TASK DIRECTIONS - Within the listing below, locate all lines containing the word "logró". Copy each one.

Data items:
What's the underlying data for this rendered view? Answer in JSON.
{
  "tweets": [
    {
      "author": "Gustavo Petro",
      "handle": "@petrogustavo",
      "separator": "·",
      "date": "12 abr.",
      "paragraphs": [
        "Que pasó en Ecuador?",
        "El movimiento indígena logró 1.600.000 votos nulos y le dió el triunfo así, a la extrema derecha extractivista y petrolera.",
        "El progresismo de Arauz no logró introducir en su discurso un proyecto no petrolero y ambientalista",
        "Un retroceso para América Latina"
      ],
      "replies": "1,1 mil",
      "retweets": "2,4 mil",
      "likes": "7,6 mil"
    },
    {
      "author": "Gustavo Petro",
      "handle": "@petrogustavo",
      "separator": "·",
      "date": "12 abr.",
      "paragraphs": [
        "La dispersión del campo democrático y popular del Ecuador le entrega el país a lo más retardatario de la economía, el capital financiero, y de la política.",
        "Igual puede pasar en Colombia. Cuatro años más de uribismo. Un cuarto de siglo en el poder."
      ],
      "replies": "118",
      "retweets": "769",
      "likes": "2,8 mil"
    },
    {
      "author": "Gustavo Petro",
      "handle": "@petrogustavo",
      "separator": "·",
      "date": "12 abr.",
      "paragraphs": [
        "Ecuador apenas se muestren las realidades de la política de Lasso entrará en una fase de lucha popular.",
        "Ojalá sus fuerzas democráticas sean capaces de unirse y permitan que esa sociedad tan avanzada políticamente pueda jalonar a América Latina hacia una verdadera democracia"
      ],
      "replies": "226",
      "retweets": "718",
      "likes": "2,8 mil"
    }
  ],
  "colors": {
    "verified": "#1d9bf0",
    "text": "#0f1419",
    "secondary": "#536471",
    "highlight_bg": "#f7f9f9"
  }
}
* * *
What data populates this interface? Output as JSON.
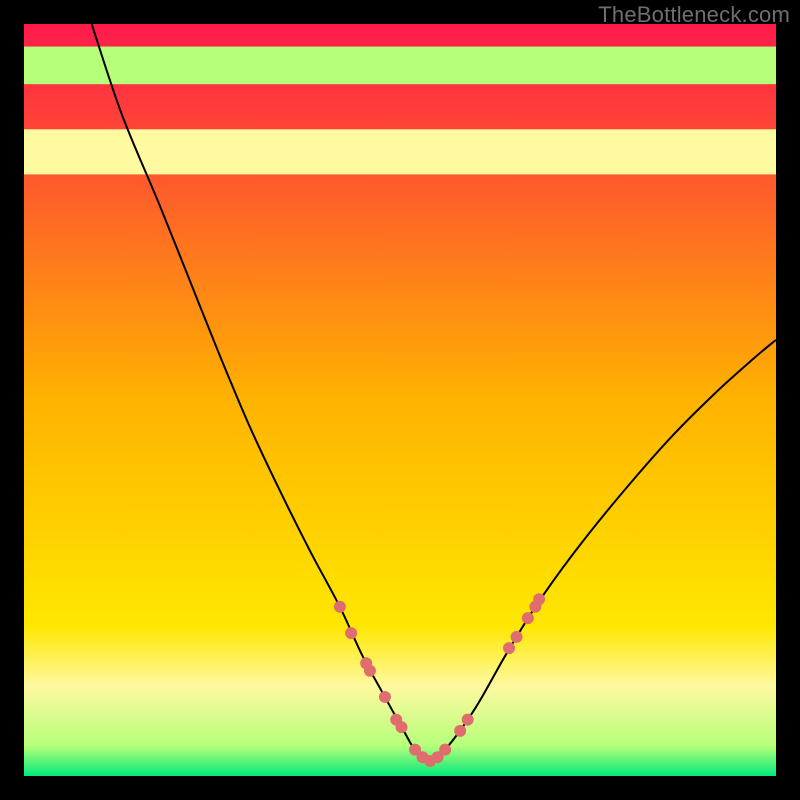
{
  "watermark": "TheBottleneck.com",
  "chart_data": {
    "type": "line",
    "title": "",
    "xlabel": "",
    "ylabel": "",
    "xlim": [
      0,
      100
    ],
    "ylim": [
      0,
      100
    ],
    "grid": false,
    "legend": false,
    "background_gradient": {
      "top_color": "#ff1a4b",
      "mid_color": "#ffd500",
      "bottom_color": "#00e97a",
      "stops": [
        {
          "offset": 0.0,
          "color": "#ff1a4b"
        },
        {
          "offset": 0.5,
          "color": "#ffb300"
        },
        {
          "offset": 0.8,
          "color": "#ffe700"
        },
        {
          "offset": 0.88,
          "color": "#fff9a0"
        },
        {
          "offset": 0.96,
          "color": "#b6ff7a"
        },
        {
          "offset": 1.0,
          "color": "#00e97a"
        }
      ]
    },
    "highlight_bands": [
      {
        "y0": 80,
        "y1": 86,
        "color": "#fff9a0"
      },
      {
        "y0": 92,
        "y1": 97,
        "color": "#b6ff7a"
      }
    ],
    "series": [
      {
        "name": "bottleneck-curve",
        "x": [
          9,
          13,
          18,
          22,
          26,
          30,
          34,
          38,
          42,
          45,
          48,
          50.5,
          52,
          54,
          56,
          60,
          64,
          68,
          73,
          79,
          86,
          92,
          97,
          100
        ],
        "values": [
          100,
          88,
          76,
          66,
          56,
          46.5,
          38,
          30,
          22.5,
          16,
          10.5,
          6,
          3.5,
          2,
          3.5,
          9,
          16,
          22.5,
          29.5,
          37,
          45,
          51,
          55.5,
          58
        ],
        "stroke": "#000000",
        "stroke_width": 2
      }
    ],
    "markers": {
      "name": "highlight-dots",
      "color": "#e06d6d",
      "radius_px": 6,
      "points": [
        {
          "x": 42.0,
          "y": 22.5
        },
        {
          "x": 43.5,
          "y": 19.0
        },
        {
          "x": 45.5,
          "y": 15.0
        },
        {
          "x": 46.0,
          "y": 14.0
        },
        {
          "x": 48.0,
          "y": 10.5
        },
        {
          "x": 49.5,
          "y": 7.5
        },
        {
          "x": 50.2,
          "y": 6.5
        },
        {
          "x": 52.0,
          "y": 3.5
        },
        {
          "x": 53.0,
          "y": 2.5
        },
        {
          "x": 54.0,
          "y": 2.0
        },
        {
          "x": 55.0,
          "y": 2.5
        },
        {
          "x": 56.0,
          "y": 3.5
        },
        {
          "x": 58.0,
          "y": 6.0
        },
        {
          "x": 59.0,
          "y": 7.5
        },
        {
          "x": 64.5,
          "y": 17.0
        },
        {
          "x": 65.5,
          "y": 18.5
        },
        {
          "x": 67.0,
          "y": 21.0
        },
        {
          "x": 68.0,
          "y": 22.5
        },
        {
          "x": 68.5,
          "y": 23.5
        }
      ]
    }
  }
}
---
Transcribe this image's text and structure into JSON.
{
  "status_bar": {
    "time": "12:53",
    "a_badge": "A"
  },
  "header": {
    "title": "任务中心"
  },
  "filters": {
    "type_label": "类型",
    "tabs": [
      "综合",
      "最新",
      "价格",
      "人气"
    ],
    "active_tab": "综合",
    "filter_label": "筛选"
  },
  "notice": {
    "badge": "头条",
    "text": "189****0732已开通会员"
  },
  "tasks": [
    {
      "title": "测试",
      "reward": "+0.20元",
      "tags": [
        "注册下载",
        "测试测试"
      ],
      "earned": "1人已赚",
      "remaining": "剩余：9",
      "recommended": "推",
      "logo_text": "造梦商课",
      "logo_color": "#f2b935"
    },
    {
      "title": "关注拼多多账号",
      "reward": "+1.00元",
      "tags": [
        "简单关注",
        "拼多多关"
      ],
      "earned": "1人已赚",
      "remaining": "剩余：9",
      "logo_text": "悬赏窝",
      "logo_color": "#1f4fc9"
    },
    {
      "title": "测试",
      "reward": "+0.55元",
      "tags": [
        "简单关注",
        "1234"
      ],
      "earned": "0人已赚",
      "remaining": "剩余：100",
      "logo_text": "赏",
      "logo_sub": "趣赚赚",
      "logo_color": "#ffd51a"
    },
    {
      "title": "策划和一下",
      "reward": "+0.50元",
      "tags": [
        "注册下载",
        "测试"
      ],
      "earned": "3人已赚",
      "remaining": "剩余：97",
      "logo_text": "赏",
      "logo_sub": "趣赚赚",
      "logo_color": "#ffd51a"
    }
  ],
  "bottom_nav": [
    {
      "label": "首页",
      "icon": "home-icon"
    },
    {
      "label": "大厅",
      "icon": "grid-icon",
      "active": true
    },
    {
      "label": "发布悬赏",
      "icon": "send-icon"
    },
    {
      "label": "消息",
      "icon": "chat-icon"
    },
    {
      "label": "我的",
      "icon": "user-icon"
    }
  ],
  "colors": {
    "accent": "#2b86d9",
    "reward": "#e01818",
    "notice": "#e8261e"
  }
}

ANSWER FOR THIS EXERCISE -
        "El movimiento indígena logró 1.600.000 votos nulos y le dió el triunfo así, a la extrema derecha extractivista y petrolera.",
        "El progresismo de Arauz no logró introducir en su discurso un proyecto no petrolero y ambientalista",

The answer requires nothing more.